* About this exercise *
Report each line of the records below that holds the word "cells".

Start of Records supplied

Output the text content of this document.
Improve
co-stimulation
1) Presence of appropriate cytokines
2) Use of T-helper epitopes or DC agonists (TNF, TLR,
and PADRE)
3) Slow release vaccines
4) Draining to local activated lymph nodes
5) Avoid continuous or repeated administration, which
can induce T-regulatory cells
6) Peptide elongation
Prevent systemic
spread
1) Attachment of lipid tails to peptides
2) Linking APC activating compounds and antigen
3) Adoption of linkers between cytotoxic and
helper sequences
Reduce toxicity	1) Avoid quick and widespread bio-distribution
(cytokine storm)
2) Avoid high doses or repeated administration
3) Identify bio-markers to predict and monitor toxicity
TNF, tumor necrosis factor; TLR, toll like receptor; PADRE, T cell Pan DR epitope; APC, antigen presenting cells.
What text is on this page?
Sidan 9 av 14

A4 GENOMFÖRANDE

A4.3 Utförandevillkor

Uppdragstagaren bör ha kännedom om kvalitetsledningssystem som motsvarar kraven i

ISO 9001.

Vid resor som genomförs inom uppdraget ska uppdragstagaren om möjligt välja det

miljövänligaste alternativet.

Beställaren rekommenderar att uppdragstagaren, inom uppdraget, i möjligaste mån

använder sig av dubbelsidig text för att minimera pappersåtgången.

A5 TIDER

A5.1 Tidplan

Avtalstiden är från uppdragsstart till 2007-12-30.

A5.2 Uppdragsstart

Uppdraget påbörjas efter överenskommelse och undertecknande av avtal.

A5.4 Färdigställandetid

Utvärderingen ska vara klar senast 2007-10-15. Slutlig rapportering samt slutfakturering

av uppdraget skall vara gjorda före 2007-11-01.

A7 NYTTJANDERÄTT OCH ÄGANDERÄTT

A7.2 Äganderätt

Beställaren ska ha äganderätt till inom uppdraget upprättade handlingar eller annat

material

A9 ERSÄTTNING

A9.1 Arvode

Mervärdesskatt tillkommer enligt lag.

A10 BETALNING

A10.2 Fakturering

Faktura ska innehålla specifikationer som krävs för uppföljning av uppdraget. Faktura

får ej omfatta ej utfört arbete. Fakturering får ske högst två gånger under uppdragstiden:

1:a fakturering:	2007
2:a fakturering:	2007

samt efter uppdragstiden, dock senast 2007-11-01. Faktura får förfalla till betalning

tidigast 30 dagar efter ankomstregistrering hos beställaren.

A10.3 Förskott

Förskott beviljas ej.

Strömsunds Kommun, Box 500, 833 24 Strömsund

End of Records supplied

* Response *
can induce T-regulatory cells
TNF, tumor necrosis factor; TLR, toll like receptor; PADRE, T cell Pan DR epitope; APC, antigen presenting cells.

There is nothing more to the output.